Pick out each line with the word "structured" from the material that follows.

▬▬▬▬▬▬▬▬▬▬

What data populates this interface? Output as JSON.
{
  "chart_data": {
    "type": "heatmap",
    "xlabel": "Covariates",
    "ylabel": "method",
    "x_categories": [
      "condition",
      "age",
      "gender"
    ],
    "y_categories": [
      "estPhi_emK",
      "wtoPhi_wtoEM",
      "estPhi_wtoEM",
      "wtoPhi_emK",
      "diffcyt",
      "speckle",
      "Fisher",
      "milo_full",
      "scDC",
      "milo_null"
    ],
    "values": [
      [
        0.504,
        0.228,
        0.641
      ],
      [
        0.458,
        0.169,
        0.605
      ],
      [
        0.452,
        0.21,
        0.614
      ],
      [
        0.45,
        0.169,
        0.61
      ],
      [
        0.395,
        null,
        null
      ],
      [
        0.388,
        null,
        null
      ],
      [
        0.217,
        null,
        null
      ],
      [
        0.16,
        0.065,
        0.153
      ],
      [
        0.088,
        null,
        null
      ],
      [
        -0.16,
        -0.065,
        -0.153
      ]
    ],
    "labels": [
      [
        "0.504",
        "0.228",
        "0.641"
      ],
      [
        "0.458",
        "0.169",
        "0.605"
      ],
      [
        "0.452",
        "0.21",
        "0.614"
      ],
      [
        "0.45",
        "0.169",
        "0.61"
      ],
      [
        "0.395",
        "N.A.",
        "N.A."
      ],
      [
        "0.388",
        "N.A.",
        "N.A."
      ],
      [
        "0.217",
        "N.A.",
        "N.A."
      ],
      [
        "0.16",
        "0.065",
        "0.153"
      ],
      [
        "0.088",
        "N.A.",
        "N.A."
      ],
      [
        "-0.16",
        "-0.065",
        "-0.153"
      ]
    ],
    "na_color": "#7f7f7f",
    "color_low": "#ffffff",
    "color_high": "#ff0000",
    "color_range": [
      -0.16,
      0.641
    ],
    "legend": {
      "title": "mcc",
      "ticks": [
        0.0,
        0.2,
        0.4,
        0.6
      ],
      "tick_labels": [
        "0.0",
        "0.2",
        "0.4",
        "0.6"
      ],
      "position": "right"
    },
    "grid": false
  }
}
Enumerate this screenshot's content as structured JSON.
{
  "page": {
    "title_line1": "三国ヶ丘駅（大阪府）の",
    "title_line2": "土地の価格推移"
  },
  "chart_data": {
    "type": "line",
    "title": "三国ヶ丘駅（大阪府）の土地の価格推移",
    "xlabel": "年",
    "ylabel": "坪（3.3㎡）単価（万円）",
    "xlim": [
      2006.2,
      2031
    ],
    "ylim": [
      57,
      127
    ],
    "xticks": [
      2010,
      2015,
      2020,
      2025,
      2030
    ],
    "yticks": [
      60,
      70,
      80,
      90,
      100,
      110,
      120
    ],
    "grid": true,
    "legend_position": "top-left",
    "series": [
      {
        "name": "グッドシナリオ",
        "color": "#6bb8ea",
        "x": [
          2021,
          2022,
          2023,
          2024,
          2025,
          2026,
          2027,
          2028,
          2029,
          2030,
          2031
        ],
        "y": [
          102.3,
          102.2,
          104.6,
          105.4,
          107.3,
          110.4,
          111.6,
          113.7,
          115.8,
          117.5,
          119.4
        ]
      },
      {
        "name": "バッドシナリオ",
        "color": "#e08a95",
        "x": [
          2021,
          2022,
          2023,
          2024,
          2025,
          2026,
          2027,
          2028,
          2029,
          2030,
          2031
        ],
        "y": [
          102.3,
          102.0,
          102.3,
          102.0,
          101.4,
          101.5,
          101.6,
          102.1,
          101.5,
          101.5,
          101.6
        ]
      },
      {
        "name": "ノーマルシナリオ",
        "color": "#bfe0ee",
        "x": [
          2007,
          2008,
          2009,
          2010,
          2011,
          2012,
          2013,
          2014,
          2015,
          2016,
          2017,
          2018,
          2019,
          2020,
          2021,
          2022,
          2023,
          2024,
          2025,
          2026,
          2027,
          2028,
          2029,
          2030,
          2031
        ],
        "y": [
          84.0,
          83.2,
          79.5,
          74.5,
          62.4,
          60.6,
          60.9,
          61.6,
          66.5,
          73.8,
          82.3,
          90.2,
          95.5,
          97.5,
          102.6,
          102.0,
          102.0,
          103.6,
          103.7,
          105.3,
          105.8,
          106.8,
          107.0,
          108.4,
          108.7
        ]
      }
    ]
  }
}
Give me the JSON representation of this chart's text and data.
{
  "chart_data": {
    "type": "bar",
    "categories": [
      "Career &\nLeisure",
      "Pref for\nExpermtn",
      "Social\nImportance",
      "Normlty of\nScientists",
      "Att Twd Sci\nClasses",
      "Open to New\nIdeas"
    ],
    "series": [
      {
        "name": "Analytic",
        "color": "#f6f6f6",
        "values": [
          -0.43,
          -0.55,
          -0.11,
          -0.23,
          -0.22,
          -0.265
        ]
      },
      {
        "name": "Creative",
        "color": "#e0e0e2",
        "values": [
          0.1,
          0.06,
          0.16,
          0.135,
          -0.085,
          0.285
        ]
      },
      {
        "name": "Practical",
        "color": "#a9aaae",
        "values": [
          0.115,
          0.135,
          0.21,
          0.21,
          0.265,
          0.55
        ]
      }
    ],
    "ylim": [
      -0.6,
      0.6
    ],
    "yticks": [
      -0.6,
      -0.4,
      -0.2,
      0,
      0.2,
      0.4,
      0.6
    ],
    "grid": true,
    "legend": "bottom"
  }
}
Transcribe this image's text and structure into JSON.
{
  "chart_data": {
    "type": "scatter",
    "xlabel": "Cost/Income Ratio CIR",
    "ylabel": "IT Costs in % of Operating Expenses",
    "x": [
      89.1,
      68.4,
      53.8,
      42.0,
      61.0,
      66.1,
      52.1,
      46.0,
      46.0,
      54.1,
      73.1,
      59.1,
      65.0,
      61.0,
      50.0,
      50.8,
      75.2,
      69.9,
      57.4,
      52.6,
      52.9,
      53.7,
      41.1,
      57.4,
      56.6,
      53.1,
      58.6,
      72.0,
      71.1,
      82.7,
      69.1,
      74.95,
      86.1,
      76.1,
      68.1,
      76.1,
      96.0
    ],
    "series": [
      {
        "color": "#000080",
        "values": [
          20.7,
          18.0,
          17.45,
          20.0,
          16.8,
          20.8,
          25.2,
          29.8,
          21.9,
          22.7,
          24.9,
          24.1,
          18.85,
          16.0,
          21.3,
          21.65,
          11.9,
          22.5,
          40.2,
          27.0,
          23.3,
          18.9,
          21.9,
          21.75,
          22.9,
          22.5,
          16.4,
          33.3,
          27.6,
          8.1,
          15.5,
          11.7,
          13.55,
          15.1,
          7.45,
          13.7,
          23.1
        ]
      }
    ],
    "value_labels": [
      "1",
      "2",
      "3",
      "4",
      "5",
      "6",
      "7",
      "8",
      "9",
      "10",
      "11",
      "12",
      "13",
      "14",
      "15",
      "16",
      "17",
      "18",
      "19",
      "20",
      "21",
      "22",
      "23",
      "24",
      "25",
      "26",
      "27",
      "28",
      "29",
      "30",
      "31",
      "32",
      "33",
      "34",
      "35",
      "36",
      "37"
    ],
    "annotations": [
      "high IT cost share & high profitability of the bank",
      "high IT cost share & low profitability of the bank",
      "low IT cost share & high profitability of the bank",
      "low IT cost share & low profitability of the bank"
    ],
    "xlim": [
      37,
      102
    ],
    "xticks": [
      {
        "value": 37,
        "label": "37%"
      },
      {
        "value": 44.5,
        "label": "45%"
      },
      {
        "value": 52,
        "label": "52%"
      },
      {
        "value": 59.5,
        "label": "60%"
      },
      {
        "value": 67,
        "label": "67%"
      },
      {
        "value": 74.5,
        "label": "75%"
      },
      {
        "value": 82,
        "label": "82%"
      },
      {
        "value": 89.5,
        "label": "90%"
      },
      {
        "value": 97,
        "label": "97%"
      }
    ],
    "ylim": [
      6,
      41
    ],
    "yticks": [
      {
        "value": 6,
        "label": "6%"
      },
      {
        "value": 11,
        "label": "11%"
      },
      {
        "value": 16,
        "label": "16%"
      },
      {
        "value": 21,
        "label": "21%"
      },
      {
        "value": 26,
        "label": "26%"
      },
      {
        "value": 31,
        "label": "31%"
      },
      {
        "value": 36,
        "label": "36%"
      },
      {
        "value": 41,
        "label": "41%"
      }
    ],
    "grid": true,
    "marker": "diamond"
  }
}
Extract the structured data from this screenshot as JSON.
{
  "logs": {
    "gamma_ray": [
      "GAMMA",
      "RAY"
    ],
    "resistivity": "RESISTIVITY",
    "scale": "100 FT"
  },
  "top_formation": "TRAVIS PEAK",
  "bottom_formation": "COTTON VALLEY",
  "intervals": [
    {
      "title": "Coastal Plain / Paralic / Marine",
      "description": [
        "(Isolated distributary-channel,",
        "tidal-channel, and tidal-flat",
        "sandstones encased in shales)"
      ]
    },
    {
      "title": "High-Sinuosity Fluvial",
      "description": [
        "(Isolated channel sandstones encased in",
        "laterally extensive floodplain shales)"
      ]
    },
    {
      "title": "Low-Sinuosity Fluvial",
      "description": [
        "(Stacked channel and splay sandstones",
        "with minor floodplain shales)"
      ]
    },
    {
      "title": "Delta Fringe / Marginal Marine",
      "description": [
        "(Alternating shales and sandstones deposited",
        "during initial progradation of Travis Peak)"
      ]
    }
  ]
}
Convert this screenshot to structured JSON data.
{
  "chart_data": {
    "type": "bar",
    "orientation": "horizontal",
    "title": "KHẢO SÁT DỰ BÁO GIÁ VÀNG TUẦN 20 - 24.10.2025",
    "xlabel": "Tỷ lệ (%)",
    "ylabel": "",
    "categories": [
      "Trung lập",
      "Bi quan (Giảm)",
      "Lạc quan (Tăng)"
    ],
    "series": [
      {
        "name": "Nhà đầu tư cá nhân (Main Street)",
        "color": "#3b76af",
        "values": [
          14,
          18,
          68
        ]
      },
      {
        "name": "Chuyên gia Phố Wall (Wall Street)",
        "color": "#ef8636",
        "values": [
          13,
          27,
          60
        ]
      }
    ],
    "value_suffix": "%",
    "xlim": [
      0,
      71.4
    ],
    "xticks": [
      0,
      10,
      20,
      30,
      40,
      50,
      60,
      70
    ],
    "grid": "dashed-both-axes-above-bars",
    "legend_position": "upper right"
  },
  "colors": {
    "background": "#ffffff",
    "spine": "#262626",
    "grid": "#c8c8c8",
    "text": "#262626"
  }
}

▬▬▬▬▬▬▬▬▬▬

### Solution
Enumerate this screenshot's content as structured JSON.
Extract the structured data from this screenshot as JSON.
Convert this screenshot to structured JSON data.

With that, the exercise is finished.